§ **TASK**
Write every line out verbatim and omit the pictures.

Stored entries:
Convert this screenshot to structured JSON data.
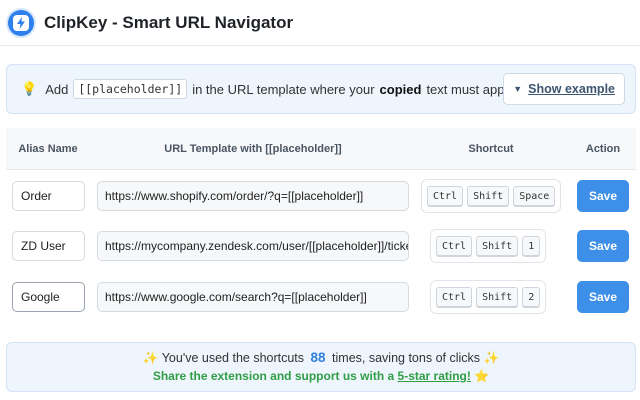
{
  "header": {
    "title": "ClipKey - Smart URL Navigator",
    "logo_icon": "lightning-icon",
    "accent": "#2f80ed"
  },
  "tip": {
    "icon": "lightbulb-icon",
    "pre": "Add",
    "code": "[[placeholder]]",
    "mid": "in the URL template where your",
    "bold": "copied",
    "post": "text must appear",
    "show_example": "Show example"
  },
  "table": {
    "headers": [
      "Alias Name",
      "URL Template with [[placeholder]]",
      "Shortcut",
      "Action"
    ],
    "rows": [
      {
        "alias": "Order",
        "url": "https://www.shopify.com/order/?q=[[placeholder]]",
        "keys": [
          "Ctrl",
          "Shift",
          "Space"
        ],
        "action": "Save"
      },
      {
        "alias": "ZD User",
        "url": "https://mycompany.zendesk.com/user/[[placeholder]]/ticket",
        "keys": [
          "Ctrl",
          "Shift",
          "1"
        ],
        "action": "Save"
      },
      {
        "alias": "Google",
        "url": "https://www.google.com/search?q=[[placeholder]]",
        "keys": [
          "Ctrl",
          "Shift",
          "2"
        ],
        "action": "Save"
      }
    ]
  },
  "footer": {
    "line1_pre": "You've used the shortcuts",
    "count": "88",
    "line1_post": "times, saving tons of clicks",
    "line2_pre": "Share the extension and support us with a",
    "link": "5-star rating!"
  },
  "colors": {
    "save_button": "#3d8fe8",
    "footer_green": "#2f9e44",
    "count_blue": "#2f7fd8"
  }
}
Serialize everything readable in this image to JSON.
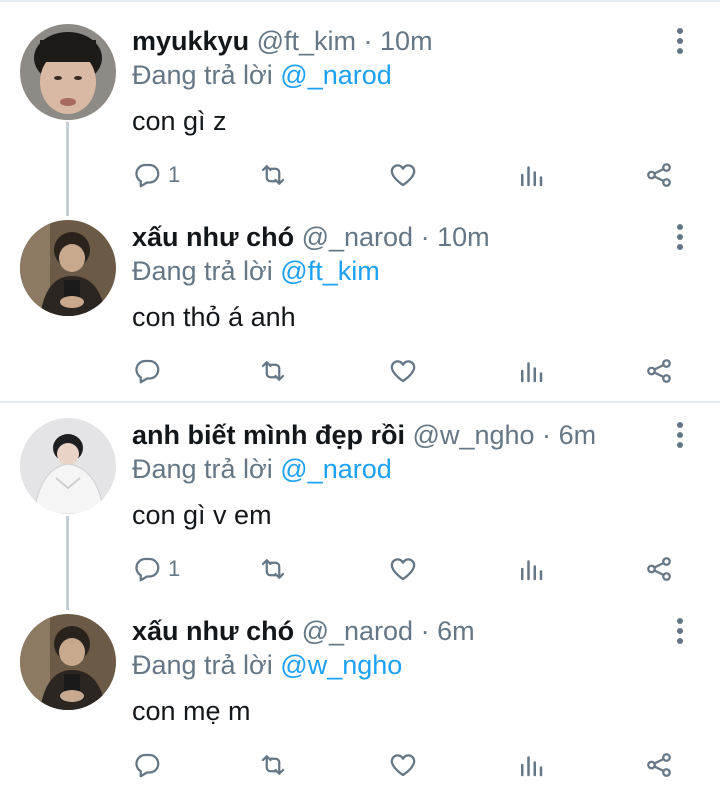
{
  "tweets": [
    {
      "name": "myukkyu",
      "handle": "@ft_kim",
      "time": "10m",
      "reply_prefix": "Đang trả lời",
      "reply_to": "@_narod",
      "text": "con gì z",
      "reply_count": "1"
    },
    {
      "name": "xấu như chó",
      "handle": "@_narod",
      "time": "10m",
      "reply_prefix": "Đang trả lời",
      "reply_to": "@ft_kim",
      "text": "con thỏ á anh",
      "reply_count": ""
    },
    {
      "name": "anh biết mình đẹp rồi",
      "handle": "@w_ngho",
      "time": "6m",
      "reply_prefix": "Đang trả lời",
      "reply_to": "@_narod",
      "text": "con gì v em",
      "reply_count": "1"
    },
    {
      "name": "xấu như chó",
      "handle": "@_narod",
      "time": "6m",
      "reply_prefix": "Đang trả lời",
      "reply_to": "@w_ngho",
      "text": "con mẹ m",
      "reply_count": ""
    }
  ],
  "separator": "·",
  "icons": [
    "reply-icon",
    "retweet-icon",
    "like-icon",
    "analytics-icon",
    "share-icon",
    "more-options-icon"
  ],
  "colors": {
    "mention": "#1da1f2",
    "muted": "#657786",
    "text": "#14171a"
  }
}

§ **EXERCISE RESULT**
Convert this screenshot to structured JSON data.
{
  "header": {
    "title": "ClipKey - Smart URL Navigator",
    "logo_icon": "lightning-icon",
    "accent": "#2f80ed"
  },
  "tip": {
    "icon": "lightbulb-icon",
    "pre": "Add",
    "code": "[[placeholder]]",
    "mid": "in the URL template where your",
    "bold": "copied",
    "post": "text must appear",
    "show_example": "Show example"
  },
  "table": {
    "headers": [
      "Alias Name",
      "URL Template with [[placeholder]]",
      "Shortcut",
      "Action"
    ],
    "rows": [
      {
        "alias": "Order",
        "url": "https://www.shopify.com/order/?q=[[placeholder]]",
        "keys": [
          "Ctrl",
          "Shift",
          "Space"
        ],
        "action": "Save"
      },
      {
        "alias": "ZD User",
        "url": "https://mycompany.zendesk.com/user/[[placeholder]]/ticket",
        "keys": [
          "Ctrl",
          "Shift",
          "1"
        ],
        "action": "Save"
      },
      {
        "alias": "Google",
        "url": "https://www.google.com/search?q=[[placeholder]]",
        "keys": [
          "Ctrl",
          "Shift",
          "2"
        ],
        "action": "Save"
      }
    ]
  },
  "footer": {
    "line1_pre": "You've used the shortcuts",
    "count": "88",
    "line1_post": "times, saving tons of clicks",
    "line2_pre": "Share the extension and support us with a",
    "link": "5-star rating!"
  },
  "colors": {
    "save_button": "#3d8fe8",
    "footer_green": "#2f9e44",
    "count_blue": "#2f7fd8"
  }
}
Serialize everything readable in this image to JSON.
{
  "tweets": [
    {
      "name": "myukkyu",
      "handle": "@ft_kim",
      "time": "10m",
      "reply_prefix": "Đang trả lời",
      "reply_to": "@_narod",
      "text": "con gì z",
      "reply_count": "1"
    },
    {
      "name": "xấu như chó",
      "handle": "@_narod",
      "time": "10m",
      "reply_prefix": "Đang trả lời",
      "reply_to": "@ft_kim",
      "text": "con thỏ á anh",
      "reply_count": ""
    },
    {
      "name": "anh biết mình đẹp rồi",
      "handle": "@w_ngho",
      "time": "6m",
      "reply_prefix": "Đang trả lời",
      "reply_to": "@_narod",
      "text": "con gì v em",
      "reply_count": "1"
    },
    {
      "name": "xấu như chó",
      "handle": "@_narod",
      "time": "6m",
      "reply_prefix": "Đang trả lời",
      "reply_to": "@w_ngho",
      "text": "con mẹ m",
      "reply_count": ""
    }
  ],
  "separator": "·",
  "icons": [
    "reply-icon",
    "retweet-icon",
    "like-icon",
    "analytics-icon",
    "share-icon",
    "more-options-icon"
  ],
  "colors": {
    "mention": "#1da1f2",
    "muted": "#657786",
    "text": "#14171a"
  }
}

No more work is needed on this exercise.